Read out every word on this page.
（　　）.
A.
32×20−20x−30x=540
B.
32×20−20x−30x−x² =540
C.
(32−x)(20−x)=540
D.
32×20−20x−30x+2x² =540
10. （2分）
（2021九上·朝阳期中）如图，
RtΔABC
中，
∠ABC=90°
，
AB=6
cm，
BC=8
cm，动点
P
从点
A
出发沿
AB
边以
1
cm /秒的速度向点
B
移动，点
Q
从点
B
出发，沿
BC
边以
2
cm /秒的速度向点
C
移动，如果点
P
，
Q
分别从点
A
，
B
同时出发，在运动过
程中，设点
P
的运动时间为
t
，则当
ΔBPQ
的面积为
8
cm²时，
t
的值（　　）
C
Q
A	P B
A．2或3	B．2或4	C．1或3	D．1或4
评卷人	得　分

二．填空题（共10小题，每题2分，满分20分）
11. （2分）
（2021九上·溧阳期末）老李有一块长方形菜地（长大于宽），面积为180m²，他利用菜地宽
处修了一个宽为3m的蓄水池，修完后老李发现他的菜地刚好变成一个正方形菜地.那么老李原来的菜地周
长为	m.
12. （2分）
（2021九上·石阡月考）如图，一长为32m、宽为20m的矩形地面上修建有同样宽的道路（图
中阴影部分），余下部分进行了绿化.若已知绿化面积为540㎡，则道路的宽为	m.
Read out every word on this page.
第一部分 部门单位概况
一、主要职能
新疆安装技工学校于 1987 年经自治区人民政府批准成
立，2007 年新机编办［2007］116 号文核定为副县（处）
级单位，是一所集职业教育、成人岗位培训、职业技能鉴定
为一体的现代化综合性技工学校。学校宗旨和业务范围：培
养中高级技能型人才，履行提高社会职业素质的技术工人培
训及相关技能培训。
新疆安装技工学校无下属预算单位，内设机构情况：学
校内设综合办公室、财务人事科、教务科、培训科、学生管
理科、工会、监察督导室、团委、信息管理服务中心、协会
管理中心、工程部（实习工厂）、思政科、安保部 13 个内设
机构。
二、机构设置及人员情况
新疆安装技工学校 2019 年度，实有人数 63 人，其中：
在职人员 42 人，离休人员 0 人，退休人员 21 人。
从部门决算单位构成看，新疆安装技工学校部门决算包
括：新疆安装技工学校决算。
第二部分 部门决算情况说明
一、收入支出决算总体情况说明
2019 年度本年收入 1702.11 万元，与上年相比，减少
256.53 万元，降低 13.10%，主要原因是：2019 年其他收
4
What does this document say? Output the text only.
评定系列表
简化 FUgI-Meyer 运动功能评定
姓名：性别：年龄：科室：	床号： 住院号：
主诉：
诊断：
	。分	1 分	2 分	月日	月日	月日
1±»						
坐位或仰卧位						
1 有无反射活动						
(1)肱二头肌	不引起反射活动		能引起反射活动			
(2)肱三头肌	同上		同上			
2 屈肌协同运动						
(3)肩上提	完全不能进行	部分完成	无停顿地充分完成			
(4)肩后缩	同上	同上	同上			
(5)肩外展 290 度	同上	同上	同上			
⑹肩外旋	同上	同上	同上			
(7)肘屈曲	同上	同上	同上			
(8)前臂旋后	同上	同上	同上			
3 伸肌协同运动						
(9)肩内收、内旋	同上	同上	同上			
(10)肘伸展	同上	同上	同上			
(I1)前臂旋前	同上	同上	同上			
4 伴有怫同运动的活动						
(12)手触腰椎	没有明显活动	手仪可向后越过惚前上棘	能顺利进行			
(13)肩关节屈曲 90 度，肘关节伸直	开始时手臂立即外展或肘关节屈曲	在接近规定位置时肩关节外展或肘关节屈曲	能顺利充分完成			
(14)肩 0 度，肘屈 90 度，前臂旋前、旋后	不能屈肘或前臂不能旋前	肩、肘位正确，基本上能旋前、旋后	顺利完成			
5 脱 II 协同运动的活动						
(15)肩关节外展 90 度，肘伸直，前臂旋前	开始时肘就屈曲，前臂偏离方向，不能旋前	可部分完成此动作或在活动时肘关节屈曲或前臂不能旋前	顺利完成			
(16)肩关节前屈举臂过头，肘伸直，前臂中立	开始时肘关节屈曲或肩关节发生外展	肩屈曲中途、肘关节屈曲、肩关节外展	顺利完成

-*-*-

§ Do this: In the lines above, find each one with "前臂旋前" and list it.

§ Final answer:
(I1)前臂旋前	同上	同上	同上			
(14)肩 0 度，肘屈 90 度，前臂旋前、旋后	不能屈肘或前臂不能旋前	肩、肘位正确，基本上能旋前、旋后	顺利完成			
(15)肩关节外展 90 度，肘伸直，前臂旋前	开始时肘就屈曲，前臂偏离方向，不能旋前	可部分完成此动作或在活动时肘关节屈曲或前臂不能旋前	顺利完成			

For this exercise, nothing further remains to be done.